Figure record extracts
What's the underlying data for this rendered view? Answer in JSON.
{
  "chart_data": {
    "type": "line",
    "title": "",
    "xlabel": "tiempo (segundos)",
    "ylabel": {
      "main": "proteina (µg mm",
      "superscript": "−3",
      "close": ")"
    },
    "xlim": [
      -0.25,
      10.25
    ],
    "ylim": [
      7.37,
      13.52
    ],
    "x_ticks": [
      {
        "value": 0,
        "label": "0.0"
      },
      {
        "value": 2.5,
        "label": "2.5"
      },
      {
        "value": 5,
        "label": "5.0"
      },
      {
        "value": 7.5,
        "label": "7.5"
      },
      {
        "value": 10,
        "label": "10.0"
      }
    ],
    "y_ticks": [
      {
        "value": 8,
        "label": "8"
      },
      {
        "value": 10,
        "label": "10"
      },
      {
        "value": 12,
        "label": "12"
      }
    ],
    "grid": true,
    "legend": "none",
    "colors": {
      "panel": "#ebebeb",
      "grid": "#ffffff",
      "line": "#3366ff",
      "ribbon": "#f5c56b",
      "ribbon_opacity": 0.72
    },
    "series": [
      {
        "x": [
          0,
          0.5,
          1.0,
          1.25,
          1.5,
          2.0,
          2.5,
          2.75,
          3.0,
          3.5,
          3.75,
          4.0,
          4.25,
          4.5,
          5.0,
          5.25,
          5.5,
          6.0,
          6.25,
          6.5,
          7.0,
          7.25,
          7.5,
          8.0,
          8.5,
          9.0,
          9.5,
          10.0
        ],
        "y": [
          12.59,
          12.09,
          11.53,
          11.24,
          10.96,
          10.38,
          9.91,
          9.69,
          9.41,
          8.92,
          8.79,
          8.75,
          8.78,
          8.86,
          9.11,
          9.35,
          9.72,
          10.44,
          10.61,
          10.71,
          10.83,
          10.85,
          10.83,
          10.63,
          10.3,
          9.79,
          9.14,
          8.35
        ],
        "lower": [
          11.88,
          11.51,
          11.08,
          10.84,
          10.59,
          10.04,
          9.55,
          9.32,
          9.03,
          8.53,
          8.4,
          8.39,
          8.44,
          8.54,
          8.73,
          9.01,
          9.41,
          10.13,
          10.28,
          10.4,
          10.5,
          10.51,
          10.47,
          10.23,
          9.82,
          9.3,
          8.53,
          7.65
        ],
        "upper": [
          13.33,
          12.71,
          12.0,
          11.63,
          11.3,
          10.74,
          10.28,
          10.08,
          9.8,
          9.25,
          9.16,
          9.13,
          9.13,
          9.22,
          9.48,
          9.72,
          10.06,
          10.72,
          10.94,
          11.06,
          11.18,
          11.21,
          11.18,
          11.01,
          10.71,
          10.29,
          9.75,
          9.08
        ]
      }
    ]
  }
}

---

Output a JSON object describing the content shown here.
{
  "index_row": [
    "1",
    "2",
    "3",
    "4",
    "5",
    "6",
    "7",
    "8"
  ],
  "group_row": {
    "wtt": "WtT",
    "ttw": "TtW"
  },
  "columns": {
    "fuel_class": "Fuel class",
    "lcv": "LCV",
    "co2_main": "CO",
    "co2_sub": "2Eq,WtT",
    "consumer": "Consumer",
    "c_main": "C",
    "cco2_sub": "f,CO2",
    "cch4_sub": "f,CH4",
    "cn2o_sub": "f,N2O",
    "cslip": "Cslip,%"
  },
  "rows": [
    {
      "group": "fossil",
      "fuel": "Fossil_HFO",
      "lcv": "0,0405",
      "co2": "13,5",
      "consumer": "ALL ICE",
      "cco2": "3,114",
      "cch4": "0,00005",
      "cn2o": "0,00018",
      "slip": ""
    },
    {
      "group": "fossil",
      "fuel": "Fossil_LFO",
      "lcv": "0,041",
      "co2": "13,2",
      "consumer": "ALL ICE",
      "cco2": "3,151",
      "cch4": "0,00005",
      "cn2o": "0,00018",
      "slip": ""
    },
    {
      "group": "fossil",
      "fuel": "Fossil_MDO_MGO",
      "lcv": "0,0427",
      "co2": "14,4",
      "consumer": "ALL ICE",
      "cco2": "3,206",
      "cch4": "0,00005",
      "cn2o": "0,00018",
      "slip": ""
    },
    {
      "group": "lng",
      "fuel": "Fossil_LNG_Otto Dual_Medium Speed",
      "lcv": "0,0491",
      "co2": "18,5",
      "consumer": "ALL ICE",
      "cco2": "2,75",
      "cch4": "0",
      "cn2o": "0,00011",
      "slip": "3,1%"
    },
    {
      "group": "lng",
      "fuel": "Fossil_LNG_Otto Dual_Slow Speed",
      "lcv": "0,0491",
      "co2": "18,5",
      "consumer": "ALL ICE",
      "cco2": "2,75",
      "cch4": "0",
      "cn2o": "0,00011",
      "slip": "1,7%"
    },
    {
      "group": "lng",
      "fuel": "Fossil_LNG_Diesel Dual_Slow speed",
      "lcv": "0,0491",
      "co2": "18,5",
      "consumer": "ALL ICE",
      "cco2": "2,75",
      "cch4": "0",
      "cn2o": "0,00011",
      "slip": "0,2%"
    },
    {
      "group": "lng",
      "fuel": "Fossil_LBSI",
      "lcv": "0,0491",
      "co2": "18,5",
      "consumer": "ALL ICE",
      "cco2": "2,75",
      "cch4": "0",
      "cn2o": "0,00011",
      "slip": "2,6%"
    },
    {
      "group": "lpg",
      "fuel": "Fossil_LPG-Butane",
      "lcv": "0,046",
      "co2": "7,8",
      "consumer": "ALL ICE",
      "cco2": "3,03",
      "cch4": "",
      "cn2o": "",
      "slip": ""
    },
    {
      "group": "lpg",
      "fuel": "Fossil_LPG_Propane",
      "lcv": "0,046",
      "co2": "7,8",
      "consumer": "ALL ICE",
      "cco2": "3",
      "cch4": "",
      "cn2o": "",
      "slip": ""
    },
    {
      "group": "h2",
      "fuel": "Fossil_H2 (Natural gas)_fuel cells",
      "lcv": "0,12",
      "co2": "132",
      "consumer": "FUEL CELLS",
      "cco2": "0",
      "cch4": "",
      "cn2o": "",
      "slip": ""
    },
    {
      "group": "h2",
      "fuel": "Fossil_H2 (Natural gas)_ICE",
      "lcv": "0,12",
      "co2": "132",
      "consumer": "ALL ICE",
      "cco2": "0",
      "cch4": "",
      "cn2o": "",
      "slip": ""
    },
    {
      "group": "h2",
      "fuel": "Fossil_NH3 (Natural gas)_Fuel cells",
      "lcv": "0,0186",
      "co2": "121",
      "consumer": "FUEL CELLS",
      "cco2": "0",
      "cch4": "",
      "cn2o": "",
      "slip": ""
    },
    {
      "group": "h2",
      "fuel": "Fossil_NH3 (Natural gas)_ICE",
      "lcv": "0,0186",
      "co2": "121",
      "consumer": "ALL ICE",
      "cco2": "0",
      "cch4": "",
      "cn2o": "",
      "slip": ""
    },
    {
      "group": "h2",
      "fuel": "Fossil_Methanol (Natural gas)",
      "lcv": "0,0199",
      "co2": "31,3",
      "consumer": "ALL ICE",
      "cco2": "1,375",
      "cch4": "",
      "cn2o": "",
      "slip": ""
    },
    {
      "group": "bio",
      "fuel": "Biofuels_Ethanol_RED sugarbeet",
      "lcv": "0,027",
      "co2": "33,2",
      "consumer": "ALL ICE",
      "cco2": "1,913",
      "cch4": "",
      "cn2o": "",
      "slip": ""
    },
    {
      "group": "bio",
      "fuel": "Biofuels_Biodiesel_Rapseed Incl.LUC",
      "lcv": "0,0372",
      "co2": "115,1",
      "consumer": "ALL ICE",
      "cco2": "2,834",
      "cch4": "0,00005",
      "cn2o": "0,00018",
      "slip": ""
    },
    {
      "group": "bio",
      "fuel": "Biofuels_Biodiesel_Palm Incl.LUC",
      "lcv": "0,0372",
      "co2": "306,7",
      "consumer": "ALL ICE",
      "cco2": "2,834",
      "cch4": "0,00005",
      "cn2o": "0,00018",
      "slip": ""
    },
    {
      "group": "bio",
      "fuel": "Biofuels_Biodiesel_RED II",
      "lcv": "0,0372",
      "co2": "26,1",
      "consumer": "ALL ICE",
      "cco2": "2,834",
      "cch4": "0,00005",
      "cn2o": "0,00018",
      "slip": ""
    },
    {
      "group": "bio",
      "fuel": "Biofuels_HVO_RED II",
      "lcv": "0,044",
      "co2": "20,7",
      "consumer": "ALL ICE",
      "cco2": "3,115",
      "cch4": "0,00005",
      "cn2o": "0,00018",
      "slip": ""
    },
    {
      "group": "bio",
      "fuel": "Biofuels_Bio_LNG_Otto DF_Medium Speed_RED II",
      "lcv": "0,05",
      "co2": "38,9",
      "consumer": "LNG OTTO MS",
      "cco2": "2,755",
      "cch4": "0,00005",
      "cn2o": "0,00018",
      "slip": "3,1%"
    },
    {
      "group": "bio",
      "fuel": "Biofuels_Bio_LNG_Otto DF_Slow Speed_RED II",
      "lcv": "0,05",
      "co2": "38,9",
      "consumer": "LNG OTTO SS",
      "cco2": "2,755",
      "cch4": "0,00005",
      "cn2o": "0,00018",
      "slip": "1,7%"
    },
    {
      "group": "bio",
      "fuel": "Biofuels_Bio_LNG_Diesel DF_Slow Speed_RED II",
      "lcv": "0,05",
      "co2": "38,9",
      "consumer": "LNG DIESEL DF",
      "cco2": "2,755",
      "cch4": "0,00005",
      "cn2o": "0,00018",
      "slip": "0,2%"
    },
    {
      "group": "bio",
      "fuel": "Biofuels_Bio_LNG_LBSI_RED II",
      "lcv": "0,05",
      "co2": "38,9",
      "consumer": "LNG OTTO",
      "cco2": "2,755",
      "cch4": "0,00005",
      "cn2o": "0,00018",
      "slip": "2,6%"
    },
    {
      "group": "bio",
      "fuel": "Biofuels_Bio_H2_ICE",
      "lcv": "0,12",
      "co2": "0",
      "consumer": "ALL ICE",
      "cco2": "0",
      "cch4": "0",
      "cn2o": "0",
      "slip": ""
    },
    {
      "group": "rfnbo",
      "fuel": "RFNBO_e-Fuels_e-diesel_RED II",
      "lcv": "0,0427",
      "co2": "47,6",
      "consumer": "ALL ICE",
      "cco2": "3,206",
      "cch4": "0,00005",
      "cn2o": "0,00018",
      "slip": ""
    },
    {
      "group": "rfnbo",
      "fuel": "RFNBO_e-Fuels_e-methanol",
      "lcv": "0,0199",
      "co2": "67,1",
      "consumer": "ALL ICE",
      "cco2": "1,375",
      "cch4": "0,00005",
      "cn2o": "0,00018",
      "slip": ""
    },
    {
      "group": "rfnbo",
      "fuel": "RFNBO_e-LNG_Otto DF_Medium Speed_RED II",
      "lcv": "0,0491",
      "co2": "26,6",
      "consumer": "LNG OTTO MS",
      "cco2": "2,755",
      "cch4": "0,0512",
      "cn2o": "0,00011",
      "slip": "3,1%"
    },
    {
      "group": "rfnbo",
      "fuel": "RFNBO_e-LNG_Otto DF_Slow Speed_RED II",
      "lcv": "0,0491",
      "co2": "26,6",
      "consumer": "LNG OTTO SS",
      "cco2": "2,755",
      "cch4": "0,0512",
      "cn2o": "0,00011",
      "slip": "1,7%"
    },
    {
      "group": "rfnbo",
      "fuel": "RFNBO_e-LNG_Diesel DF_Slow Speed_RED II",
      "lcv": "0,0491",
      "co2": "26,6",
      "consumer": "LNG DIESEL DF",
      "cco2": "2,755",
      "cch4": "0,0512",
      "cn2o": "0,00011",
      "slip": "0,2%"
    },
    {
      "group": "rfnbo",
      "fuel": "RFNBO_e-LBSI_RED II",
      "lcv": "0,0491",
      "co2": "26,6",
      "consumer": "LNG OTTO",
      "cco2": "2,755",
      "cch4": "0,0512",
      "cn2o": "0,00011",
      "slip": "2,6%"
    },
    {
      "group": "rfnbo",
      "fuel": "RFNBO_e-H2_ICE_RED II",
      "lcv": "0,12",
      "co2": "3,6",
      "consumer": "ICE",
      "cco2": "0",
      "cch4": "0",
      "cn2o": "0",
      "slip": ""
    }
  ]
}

==

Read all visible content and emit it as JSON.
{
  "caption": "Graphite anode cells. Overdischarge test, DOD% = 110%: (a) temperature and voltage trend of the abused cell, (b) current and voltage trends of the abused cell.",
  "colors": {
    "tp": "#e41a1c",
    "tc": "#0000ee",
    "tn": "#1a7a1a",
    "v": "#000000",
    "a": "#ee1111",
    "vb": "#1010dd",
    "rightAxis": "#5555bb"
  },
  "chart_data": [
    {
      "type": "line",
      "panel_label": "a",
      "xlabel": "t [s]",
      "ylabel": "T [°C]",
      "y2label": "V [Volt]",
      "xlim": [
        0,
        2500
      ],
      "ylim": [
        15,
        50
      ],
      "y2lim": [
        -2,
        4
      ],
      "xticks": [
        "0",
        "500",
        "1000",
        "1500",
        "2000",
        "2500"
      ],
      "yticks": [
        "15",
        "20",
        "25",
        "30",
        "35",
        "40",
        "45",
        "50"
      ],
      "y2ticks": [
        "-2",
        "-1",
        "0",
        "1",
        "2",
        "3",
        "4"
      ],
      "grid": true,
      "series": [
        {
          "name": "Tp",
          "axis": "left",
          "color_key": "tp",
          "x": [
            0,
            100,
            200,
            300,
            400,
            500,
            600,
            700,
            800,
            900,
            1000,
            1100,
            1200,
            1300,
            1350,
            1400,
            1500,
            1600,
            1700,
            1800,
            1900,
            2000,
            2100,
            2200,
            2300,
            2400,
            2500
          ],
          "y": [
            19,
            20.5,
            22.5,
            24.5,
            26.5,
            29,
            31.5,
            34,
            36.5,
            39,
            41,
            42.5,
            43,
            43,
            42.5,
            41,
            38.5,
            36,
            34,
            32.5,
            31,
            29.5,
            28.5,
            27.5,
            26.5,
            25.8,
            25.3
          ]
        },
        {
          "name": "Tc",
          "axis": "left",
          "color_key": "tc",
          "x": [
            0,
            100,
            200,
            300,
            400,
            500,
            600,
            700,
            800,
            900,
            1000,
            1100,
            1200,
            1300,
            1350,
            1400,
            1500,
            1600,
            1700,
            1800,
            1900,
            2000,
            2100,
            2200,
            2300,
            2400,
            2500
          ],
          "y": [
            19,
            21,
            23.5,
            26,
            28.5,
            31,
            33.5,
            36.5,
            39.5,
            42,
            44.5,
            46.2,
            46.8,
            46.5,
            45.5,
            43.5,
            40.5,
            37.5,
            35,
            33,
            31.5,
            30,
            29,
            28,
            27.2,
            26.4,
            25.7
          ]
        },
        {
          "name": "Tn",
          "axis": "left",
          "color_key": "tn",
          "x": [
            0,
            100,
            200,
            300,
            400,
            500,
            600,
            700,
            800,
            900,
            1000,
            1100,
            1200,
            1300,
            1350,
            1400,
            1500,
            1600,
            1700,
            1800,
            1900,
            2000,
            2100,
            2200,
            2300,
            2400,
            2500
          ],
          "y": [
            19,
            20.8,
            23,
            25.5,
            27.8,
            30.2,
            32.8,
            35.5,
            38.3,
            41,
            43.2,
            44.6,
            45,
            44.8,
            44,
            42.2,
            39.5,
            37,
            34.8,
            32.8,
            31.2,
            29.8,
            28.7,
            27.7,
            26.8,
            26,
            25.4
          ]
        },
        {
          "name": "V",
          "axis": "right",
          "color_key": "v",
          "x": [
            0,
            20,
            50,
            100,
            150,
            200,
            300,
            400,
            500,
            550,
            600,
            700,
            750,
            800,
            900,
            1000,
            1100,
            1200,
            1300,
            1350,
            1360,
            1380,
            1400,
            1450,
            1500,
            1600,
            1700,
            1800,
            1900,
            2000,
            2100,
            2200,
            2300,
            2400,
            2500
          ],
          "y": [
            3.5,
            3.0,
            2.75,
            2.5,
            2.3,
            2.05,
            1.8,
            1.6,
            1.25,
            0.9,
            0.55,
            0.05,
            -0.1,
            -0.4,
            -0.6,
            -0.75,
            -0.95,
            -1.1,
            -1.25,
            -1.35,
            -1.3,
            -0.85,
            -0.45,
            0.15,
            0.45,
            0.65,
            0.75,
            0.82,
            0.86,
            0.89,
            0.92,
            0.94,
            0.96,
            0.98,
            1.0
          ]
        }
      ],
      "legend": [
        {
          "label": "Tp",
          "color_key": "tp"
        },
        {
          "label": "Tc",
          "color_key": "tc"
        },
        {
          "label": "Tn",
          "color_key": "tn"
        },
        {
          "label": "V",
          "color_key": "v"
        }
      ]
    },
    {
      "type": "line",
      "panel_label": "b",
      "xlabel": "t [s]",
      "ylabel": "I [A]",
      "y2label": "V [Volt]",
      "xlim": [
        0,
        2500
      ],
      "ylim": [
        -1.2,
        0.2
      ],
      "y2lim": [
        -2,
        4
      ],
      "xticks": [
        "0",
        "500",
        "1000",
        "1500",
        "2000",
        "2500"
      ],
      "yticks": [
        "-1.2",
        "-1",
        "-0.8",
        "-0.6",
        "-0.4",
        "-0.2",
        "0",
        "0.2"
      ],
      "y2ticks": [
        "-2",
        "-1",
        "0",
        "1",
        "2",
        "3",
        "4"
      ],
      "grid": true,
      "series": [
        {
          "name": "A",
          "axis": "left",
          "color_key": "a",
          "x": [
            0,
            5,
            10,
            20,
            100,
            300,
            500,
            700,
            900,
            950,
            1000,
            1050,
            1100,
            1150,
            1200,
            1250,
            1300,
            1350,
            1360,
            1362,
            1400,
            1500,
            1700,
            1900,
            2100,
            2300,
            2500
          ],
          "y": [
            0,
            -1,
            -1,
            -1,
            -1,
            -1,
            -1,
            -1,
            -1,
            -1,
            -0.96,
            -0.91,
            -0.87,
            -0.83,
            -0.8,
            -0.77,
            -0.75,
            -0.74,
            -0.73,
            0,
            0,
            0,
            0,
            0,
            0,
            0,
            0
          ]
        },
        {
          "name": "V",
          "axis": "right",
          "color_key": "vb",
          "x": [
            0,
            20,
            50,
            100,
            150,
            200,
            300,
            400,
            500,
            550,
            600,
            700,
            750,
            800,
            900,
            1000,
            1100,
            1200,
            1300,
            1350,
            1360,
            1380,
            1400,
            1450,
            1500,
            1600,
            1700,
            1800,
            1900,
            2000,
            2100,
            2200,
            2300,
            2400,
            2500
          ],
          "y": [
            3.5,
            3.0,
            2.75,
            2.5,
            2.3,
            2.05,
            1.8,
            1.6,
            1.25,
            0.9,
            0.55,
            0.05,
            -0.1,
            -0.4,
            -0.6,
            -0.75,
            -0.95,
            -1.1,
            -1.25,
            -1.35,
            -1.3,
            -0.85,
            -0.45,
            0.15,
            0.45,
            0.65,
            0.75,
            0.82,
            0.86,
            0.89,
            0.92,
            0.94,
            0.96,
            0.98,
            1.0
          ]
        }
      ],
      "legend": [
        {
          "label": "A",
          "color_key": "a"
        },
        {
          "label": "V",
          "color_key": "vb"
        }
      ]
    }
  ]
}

ASSIGNED TASK
Go through the entries and return each line where the word "grid" appears.

SOLUTION
    "grid": true,
      "grid": "#ffffff",
      "grid": true,
      "grid": true,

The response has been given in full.